Required work:
Reproduce every entry exactly as shown.

Material for this exercise:

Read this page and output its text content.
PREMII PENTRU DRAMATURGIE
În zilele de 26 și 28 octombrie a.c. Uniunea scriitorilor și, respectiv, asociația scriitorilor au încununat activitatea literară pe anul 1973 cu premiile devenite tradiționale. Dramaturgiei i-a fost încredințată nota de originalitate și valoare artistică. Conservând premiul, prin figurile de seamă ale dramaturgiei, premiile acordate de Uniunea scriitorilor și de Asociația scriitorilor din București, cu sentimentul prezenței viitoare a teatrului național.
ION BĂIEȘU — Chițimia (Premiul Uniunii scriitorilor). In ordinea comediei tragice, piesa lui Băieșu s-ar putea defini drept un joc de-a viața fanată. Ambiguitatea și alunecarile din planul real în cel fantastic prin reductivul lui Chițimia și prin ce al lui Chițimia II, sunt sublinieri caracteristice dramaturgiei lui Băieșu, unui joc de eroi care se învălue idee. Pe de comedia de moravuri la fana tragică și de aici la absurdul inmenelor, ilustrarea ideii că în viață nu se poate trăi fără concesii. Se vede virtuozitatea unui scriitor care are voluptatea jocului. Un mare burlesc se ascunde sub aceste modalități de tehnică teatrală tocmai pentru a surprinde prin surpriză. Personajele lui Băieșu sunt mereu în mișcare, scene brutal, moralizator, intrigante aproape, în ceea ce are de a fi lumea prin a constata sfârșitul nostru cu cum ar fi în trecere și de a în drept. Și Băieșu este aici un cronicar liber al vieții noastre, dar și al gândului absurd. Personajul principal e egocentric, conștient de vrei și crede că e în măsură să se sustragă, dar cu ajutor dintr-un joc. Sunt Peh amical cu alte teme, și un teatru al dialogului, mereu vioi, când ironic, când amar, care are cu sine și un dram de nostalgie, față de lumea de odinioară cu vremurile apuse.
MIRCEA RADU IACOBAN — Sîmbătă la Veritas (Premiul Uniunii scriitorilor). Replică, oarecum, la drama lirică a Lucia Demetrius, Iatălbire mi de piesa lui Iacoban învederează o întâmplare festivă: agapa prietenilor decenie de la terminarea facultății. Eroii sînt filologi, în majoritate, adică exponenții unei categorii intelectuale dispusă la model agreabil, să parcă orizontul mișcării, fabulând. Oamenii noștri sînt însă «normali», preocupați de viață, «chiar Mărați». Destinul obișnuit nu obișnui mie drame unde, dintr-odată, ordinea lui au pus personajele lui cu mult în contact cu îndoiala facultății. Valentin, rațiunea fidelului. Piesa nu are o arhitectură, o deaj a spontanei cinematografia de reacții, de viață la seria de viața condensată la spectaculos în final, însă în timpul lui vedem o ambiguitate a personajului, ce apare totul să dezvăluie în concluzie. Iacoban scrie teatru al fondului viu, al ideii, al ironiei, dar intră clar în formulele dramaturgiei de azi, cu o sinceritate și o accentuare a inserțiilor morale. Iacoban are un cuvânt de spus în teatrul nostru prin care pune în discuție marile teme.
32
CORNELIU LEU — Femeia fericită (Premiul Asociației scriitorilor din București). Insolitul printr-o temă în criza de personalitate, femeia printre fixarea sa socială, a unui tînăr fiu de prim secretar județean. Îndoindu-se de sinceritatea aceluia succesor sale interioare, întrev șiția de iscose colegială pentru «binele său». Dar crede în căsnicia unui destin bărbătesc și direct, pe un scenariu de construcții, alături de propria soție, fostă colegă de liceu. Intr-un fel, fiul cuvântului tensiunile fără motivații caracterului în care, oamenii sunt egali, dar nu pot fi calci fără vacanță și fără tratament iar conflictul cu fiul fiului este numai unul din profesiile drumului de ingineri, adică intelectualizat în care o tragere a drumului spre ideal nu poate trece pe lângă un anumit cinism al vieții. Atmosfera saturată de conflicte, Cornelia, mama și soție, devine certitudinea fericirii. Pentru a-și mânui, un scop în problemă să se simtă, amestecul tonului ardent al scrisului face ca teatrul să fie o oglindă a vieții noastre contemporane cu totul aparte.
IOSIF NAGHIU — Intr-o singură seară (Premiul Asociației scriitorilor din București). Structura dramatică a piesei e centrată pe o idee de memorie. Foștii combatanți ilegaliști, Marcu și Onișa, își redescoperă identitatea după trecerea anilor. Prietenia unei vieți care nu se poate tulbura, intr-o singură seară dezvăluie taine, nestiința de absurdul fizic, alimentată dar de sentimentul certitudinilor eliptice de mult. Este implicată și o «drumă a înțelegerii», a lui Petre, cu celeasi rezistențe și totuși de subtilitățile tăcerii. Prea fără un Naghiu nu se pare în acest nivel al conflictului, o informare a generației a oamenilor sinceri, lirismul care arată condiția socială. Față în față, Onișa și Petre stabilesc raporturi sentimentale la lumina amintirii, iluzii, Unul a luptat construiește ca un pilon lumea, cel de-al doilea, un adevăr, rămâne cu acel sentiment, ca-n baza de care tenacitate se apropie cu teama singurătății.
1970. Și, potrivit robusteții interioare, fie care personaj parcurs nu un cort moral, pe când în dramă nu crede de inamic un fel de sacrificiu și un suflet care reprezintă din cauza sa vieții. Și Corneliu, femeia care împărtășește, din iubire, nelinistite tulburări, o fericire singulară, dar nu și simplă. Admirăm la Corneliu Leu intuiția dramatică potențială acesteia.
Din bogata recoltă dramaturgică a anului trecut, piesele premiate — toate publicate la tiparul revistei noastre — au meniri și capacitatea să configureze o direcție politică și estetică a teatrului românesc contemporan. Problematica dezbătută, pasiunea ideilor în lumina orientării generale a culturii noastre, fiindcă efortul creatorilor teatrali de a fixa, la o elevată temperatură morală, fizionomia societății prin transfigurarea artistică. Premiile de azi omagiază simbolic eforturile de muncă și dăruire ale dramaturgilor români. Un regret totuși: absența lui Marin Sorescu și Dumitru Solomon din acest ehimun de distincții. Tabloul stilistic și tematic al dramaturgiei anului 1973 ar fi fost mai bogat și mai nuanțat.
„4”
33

Exercise response:
Read this page and output its text content.
PREMII PENTRU DRAMATURGIE
În zilele de 26 și 28 octombrie a.c. Uniunea scriitorilor și, respectiv, asociația scriitorilor au încununat activitatea literară pe anul 1973 cu premiile devenite tradiționale. Dramaturgiei i-a fost încredințată nota de originalitate și valoare artistică. Conservând premiul, prin figurile de seamă ale dramaturgiei, premiile acordate de Uniunea scriitorilor și de Asociația scriitorilor din București, cu sentimentul prezenței viitoare a teatrului național.
ION BĂIEȘU — Chițimia (Premiul Uniunii scriitorilor). In ordinea comediei tragice, piesa lui Băieșu s-ar putea defini drept un joc de-a viața fanată. Ambiguitatea și alunecarile din planul real în cel fantastic prin reductivul lui Chițimia și prin ce al lui Chițimia II, sunt sublinieri caracteristice dramaturgiei lui Băieșu, unui joc de eroi care se învălue idee. Pe de comedia de moravuri la fana tragică și de aici la absurdul inmenelor, ilustrarea ideii că în viață nu se poate trăi fără concesii. Se vede virtuozitatea unui scriitor care are voluptatea jocului. Un mare burlesc se ascunde sub aceste modalități de tehnică teatrală tocmai pentru a surprinde prin surpriză. Personajele lui Băieșu sunt mereu în mișcare, scene brutal, moralizator, intrigante aproape, în ceea ce are de a fi lumea prin a constata sfârșitul nostru cu cum ar fi în trecere și de a în drept. Și Băieșu este aici un cronicar liber al vieții noastre, dar și al gândului absurd. Personajul principal e egocentric, conștient de vrei și crede că e în măsură să se sustragă, dar cu ajutor dintr-un joc. Sunt Peh amical cu alte teme, și un teatru al dialogului, mereu vioi, când ironic, când amar, care are cu sine și un dram de nostalgie, față de lumea de odinioară cu vremurile apuse.
MIRCEA RADU IACOBAN — Sîmbătă la Veritas (Premiul Uniunii scriitorilor). Replică, oarecum, la drama lirică a Lucia Demetrius, Iatălbire mi de piesa lui Iacoban învederează o întâmplare festivă: agapa prietenilor decenie de la terminarea facultății. Eroii sînt filologi, în majoritate, adică exponenții unei categorii intelectuale dispusă la model agreabil, să parcă orizontul mișcării, fabulând. Oamenii noștri sînt însă «normali», preocupați de viață, «chiar Mărați». Destinul obișnuit nu obișnui mie drame unde, dintr-odată, ordinea lui au pus personajele lui cu mult în contact cu îndoiala facultății. Valentin, rațiunea fidelului. Piesa nu are o arhitectură, o deaj a spontanei cinematografia de reacții, de viață la seria de viața condensată la spectaculos în final, însă în timpul lui vedem o ambiguitate a personajului, ce apare totul să dezvăluie în concluzie. Iacoban scrie teatru al fondului viu, al ideii, al ironiei, dar intră clar în formulele dramaturgiei de azi, cu o sinceritate și o accentuare a inserțiilor morale. Iacoban are un cuvânt de spus în teatrul nostru prin care pune în discuție marile teme.
32
CORNELIU LEU — Femeia fericită (Premiul Asociației scriitorilor din București). Insolitul printr-o temă în criza de personalitate, femeia printre fixarea sa socială, a unui tînăr fiu de prim secretar județean. Îndoindu-se de sinceritatea aceluia succesor sale interioare, întrev șiția de iscose colegială pentru «binele său». Dar crede în căsnicia unui destin bărbătesc și direct, pe un scenariu de construcții, alături de propria soție, fostă colegă de liceu. Intr-un fel, fiul cuvântului tensiunile fără motivații caracterului în care, oamenii sunt egali, dar nu pot fi calci fără vacanță și fără tratament iar conflictul cu fiul fiului este numai unul din profesiile drumului de ingineri, adică intelectualizat în care o tragere a drumului spre ideal nu poate trece pe lângă un anumit cinism al vieții. Atmosfera saturată de conflicte, Cornelia, mama și soție, devine certitudinea fericirii. Pentru a-și mânui, un scop în problemă să se simtă, amestecul tonului ardent al scrisului face ca teatrul să fie o oglindă a vieții noastre contemporane cu totul aparte.
IOSIF NAGHIU — Intr-o singură seară (Premiul Asociației scriitorilor din București). Structura dramatică a piesei e centrată pe o idee de memorie. Foștii combatanți ilegaliști, Marcu și Onișa, își redescoperă identitatea după trecerea anilor. Prietenia unei vieți care nu se poate tulbura, intr-o singură seară dezvăluie taine, nestiința de absurdul fizic, alimentată dar de sentimentul certitudinilor eliptice de mult. Este implicată și o «drumă a înțelegerii», a lui Petre, cu celeasi rezistențe și totuși de subtilitățile tăcerii. Prea fără un Naghiu nu se pare în acest nivel al conflictului, o informare a generației a oamenilor sinceri, lirismul care arată condiția socială. Față în față, Onișa și Petre stabilesc raporturi sentimentale la lumina amintirii, iluzii, Unul a luptat construiește ca un pilon lumea, cel de-al doilea, un adevăr, rămâne cu acel sentiment, ca-n baza de care tenacitate se apropie cu teama singurătății.
1970. Și, potrivit robusteții interioare, fie care personaj parcurs nu un cort moral, pe când în dramă nu crede de inamic un fel de sacrificiu și un suflet care reprezintă din cauza sa vieții. Și Corneliu, femeia care împărtășește, din iubire, nelinistite tulburări, o fericire singulară, dar nu și simplă. Admirăm la Corneliu Leu intuiția dramatică potențială acesteia.
Din bogata recoltă dramaturgică a anului trecut, piesele premiate — toate publicate la tiparul revistei noastre — au meniri și capacitatea să configureze o direcție politică și estetică a teatrului românesc contemporan. Problematica dezbătută, pasiunea ideilor în lumina orientării generale a culturii noastre, fiindcă efortul creatorilor teatrali de a fixa, la o elevată temperatură morală, fizionomia societății prin transfigurarea artistică. Premiile de azi omagiază simbolic eforturile de muncă și dăruire ale dramaturgilor români. Un regret totuși: absența lui Marin Sorescu și Dumitru Solomon din acest ehimun de distincții. Tabloul stilistic și tematic al dramaturgiei anului 1973 ar fi fost mai bogat și mai nuanțat.
„4”
33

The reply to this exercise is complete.